• Exercise description
Copy all of the material word for word, except for the pictures.

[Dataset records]
◇ ◇ ◇ ◇ ◇
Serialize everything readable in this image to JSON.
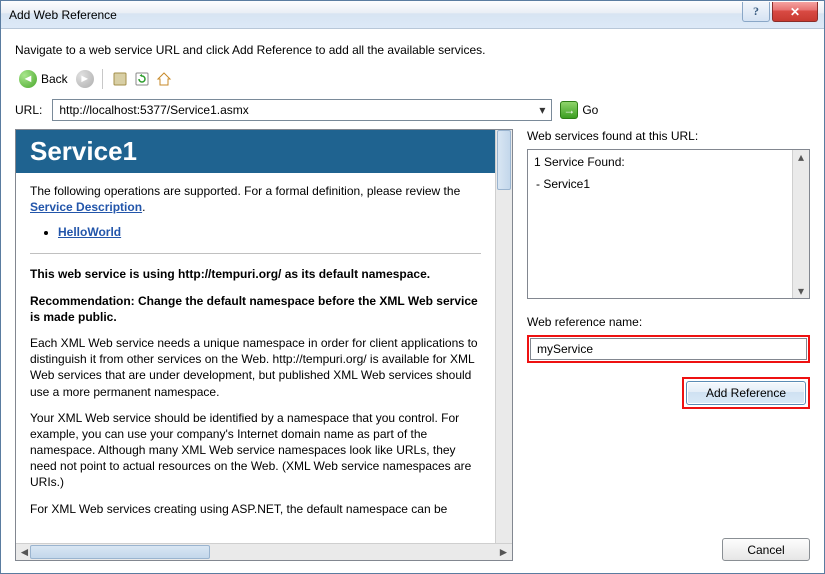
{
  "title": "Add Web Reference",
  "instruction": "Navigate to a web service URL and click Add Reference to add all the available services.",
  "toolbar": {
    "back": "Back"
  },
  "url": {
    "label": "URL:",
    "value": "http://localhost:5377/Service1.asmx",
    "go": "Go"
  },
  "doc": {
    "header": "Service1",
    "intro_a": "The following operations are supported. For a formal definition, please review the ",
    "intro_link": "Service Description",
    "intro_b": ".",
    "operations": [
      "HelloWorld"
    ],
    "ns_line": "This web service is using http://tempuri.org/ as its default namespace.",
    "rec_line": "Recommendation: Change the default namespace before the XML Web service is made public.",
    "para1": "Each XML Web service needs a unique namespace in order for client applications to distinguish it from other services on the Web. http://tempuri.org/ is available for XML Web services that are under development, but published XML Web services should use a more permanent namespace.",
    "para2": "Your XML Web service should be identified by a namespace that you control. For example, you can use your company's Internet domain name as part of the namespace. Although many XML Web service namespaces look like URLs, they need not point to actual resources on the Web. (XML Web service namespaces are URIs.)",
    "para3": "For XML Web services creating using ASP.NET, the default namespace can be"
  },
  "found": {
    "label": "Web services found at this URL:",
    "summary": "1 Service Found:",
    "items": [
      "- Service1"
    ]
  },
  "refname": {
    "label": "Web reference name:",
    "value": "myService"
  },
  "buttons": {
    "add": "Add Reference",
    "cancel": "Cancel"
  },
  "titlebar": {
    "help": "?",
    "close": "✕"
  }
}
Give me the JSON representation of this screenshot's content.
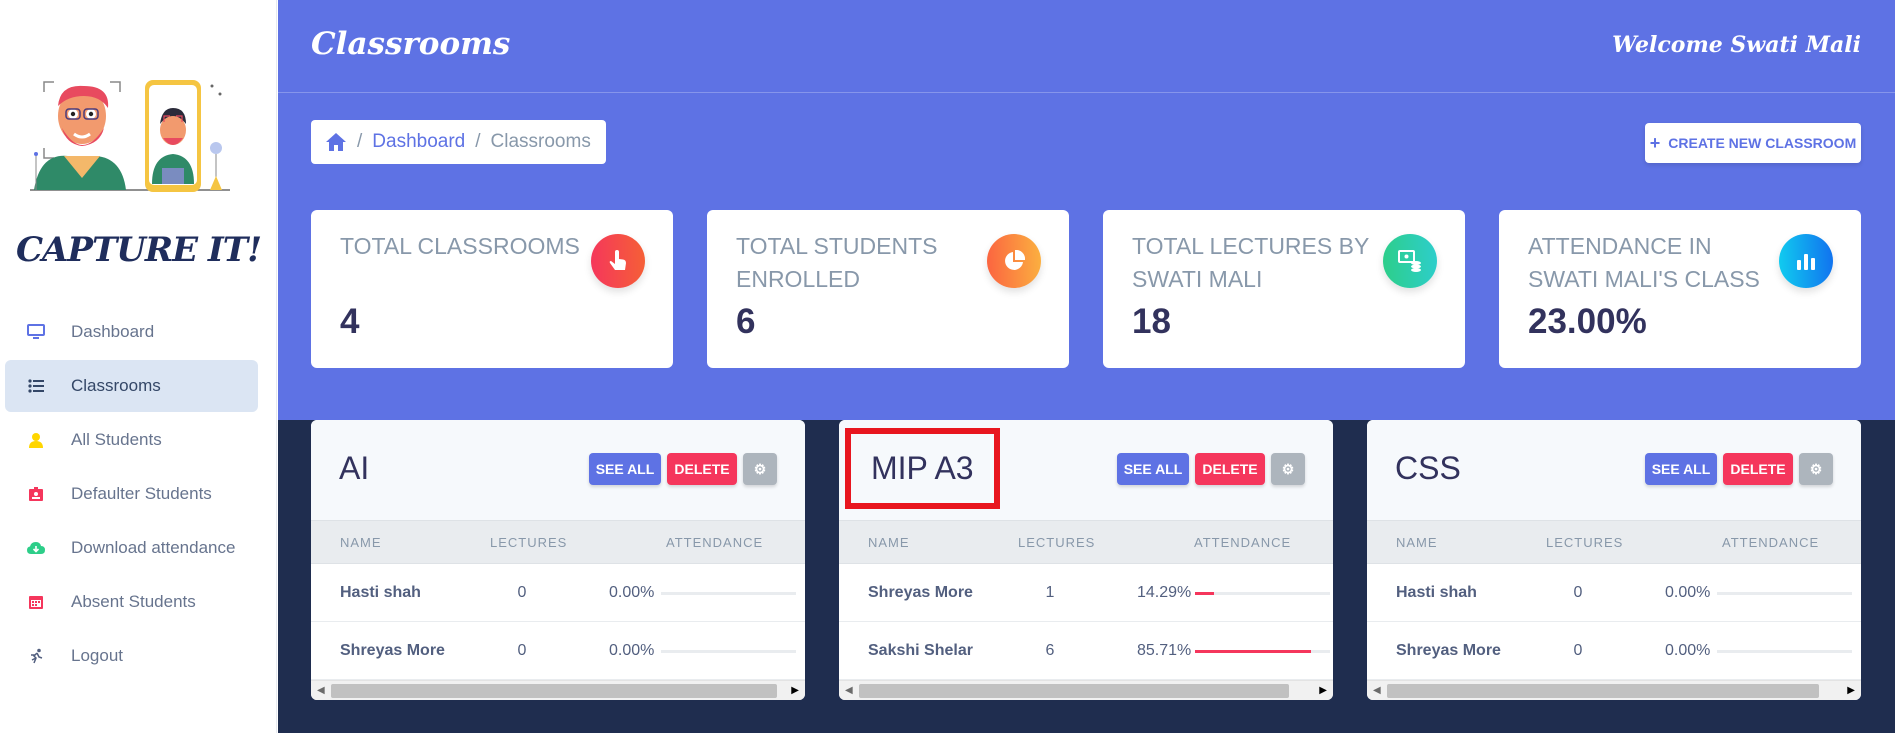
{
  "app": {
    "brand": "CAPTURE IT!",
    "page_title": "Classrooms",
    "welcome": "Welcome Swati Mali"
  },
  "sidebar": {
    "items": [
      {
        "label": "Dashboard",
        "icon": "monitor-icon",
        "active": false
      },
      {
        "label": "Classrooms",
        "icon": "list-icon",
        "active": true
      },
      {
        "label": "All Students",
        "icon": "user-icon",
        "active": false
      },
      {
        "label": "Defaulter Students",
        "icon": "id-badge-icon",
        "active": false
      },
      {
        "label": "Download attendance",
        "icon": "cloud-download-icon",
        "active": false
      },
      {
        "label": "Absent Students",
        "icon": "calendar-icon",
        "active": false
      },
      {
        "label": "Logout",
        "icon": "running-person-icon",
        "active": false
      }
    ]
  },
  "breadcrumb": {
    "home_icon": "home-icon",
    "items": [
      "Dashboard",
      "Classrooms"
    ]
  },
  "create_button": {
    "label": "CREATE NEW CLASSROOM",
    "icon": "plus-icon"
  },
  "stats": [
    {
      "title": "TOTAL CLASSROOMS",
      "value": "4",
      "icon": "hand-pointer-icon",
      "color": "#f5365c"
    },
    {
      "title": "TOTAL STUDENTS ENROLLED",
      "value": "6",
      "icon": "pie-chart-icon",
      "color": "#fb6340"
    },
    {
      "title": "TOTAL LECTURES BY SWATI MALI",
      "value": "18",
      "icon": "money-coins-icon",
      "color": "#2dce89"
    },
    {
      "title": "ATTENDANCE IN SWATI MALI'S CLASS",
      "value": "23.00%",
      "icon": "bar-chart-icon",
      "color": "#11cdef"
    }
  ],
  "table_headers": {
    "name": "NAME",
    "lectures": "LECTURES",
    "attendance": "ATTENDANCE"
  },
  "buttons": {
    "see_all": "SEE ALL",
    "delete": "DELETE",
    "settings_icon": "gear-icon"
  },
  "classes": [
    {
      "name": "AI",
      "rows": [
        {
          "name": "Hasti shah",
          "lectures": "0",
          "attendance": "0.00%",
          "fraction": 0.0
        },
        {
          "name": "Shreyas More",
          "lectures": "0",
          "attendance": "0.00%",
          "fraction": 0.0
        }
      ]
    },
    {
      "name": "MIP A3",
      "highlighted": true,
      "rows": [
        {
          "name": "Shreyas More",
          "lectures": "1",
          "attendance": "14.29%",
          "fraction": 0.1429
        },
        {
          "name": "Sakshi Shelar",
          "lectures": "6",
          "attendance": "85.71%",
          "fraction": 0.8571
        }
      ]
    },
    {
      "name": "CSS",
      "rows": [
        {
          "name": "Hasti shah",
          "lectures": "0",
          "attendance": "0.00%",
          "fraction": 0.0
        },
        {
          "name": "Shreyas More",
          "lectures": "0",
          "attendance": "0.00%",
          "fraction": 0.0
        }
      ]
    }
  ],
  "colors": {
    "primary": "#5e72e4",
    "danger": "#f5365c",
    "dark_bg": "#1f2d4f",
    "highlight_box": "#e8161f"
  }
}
◇ ◇ ◇ ◇ ◇
• Response
Serialize everything readable in this image to JSON.
{
  "title": "Add Web Reference",
  "instruction": "Navigate to a web service URL and click Add Reference to add all the available services.",
  "toolbar": {
    "back": "Back"
  },
  "url": {
    "label": "URL:",
    "value": "http://localhost:5377/Service1.asmx",
    "go": "Go"
  },
  "doc": {
    "header": "Service1",
    "intro_a": "The following operations are supported. For a formal definition, please review the ",
    "intro_link": "Service Description",
    "intro_b": ".",
    "operations": [
      "HelloWorld"
    ],
    "ns_line": "This web service is using http://tempuri.org/ as its default namespace.",
    "rec_line": "Recommendation: Change the default namespace before the XML Web service is made public.",
    "para1": "Each XML Web service needs a unique namespace in order for client applications to distinguish it from other services on the Web. http://tempuri.org/ is available for XML Web services that are under development, but published XML Web services should use a more permanent namespace.",
    "para2": "Your XML Web service should be identified by a namespace that you control. For example, you can use your company's Internet domain name as part of the namespace. Although many XML Web service namespaces look like URLs, they need not point to actual resources on the Web. (XML Web service namespaces are URIs.)",
    "para3": "For XML Web services creating using ASP.NET, the default namespace can be"
  },
  "found": {
    "label": "Web services found at this URL:",
    "summary": "1 Service Found:",
    "items": [
      "- Service1"
    ]
  },
  "refname": {
    "label": "Web reference name:",
    "value": "myService"
  },
  "buttons": {
    "add": "Add Reference",
    "cancel": "Cancel"
  },
  "titlebar": {
    "help": "?",
    "close": "✕"
  }
}
Give me the JSON representation of this screenshot's content.
{
  "app": {
    "brand": "CAPTURE IT!",
    "page_title": "Classrooms",
    "welcome": "Welcome Swati Mali"
  },
  "sidebar": {
    "items": [
      {
        "label": "Dashboard",
        "icon": "monitor-icon",
        "active": false
      },
      {
        "label": "Classrooms",
        "icon": "list-icon",
        "active": true
      },
      {
        "label": "All Students",
        "icon": "user-icon",
        "active": false
      },
      {
        "label": "Defaulter Students",
        "icon": "id-badge-icon",
        "active": false
      },
      {
        "label": "Download attendance",
        "icon": "cloud-download-icon",
        "active": false
      },
      {
        "label": "Absent Students",
        "icon": "calendar-icon",
        "active": false
      },
      {
        "label": "Logout",
        "icon": "running-person-icon",
        "active": false
      }
    ]
  },
  "breadcrumb": {
    "home_icon": "home-icon",
    "items": [
      "Dashboard",
      "Classrooms"
    ]
  },
  "create_button": {
    "label": "CREATE NEW CLASSROOM",
    "icon": "plus-icon"
  },
  "stats": [
    {
      "title": "TOTAL CLASSROOMS",
      "value": "4",
      "icon": "hand-pointer-icon",
      "color": "#f5365c"
    },
    {
      "title": "TOTAL STUDENTS ENROLLED",
      "value": "6",
      "icon": "pie-chart-icon",
      "color": "#fb6340"
    },
    {
      "title": "TOTAL LECTURES BY SWATI MALI",
      "value": "18",
      "icon": "money-coins-icon",
      "color": "#2dce89"
    },
    {
      "title": "ATTENDANCE IN SWATI MALI'S CLASS",
      "value": "23.00%",
      "icon": "bar-chart-icon",
      "color": "#11cdef"
    }
  ],
  "table_headers": {
    "name": "NAME",
    "lectures": "LECTURES",
    "attendance": "ATTENDANCE"
  },
  "buttons": {
    "see_all": "SEE ALL",
    "delete": "DELETE",
    "settings_icon": "gear-icon"
  },
  "classes": [
    {
      "name": "AI",
      "rows": [
        {
          "name": "Hasti shah",
          "lectures": "0",
          "attendance": "0.00%",
          "fraction": 0.0
        },
        {
          "name": "Shreyas More",
          "lectures": "0",
          "attendance": "0.00%",
          "fraction": 0.0
        }
      ]
    },
    {
      "name": "MIP A3",
      "highlighted": true,
      "rows": [
        {
          "name": "Shreyas More",
          "lectures": "1",
          "attendance": "14.29%",
          "fraction": 0.1429
        },
        {
          "name": "Sakshi Shelar",
          "lectures": "6",
          "attendance": "85.71%",
          "fraction": 0.8571
        }
      ]
    },
    {
      "name": "CSS",
      "rows": [
        {
          "name": "Hasti shah",
          "lectures": "0",
          "attendance": "0.00%",
          "fraction": 0.0
        },
        {
          "name": "Shreyas More",
          "lectures": "0",
          "attendance": "0.00%",
          "fraction": 0.0
        }
      ]
    }
  ],
  "colors": {
    "primary": "#5e72e4",
    "danger": "#f5365c",
    "dark_bg": "#1f2d4f",
    "highlight_box": "#e8161f"
  }
}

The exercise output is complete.